[Records]
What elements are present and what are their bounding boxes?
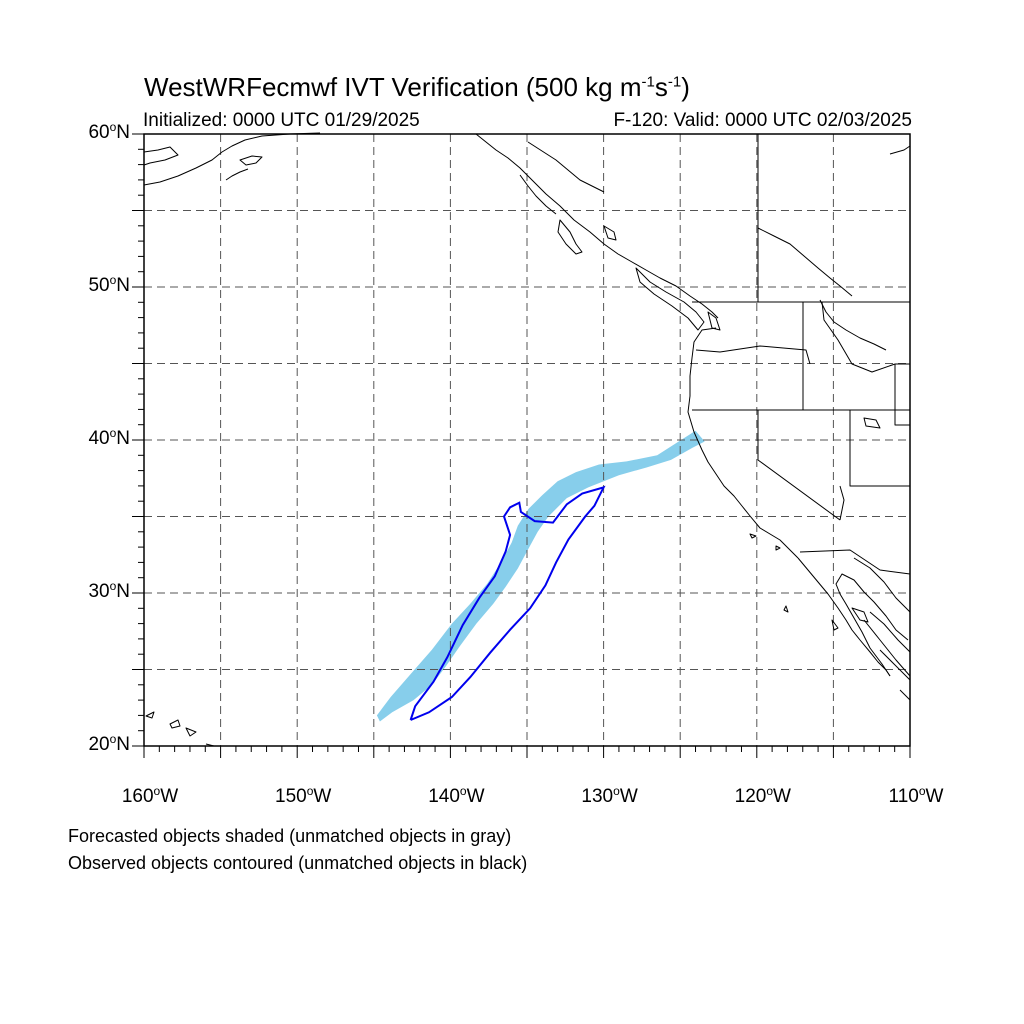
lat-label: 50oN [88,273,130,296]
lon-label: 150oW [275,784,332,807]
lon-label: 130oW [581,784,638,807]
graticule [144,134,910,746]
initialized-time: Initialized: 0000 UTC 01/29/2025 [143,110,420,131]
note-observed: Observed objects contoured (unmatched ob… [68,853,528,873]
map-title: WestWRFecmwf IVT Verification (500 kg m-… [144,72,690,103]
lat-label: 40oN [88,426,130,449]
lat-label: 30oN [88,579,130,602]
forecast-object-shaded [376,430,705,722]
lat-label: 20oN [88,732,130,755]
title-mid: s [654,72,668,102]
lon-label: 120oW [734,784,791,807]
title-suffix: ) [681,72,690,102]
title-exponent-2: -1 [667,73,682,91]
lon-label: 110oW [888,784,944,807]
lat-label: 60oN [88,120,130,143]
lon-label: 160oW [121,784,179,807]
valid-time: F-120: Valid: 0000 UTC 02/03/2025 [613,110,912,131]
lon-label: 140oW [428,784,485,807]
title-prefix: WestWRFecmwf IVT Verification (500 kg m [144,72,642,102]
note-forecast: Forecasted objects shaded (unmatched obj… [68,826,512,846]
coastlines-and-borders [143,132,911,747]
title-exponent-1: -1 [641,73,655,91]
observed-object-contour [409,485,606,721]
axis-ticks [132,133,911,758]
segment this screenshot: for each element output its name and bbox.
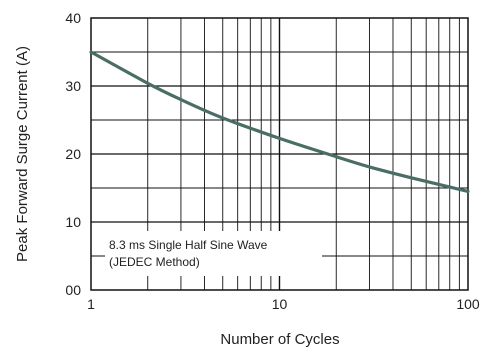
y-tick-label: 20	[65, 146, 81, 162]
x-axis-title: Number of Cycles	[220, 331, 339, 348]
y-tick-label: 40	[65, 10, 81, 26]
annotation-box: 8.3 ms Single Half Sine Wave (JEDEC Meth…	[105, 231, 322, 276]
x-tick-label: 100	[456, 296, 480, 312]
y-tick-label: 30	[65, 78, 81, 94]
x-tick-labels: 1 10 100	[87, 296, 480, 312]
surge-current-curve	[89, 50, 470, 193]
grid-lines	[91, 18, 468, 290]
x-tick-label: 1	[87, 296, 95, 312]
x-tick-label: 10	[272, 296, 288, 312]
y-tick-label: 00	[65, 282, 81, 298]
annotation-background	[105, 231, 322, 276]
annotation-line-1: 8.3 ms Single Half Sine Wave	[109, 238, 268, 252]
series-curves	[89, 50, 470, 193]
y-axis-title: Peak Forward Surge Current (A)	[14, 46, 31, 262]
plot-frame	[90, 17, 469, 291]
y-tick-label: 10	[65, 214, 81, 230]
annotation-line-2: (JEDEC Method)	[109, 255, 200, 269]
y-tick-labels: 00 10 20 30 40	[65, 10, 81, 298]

Task to carry out: Please copy the items above word for word, starting at the line that contains "lat-label: 50oN [88,273,130,296]" and ending after the line that contains "lat-label: 30oN [88,579,130,602]".

Exercise solution:
lat-label: 50oN [88,273,130,296]
lon-label: 150oW [275,784,332,807]
lon-label: 130oW [581,784,638,807]
graticule [144,134,910,746]
initialized-time: Initialized: 0000 UTC 01/29/2025 [143,110,420,131]
note-observed: Observed objects contoured (unmatched ob… [68,853,528,873]
map-title: WestWRFecmwf IVT Verification (500 kg m-… [144,72,690,103]
lat-label: 40oN [88,426,130,449]
lat-label: 30oN [88,579,130,602]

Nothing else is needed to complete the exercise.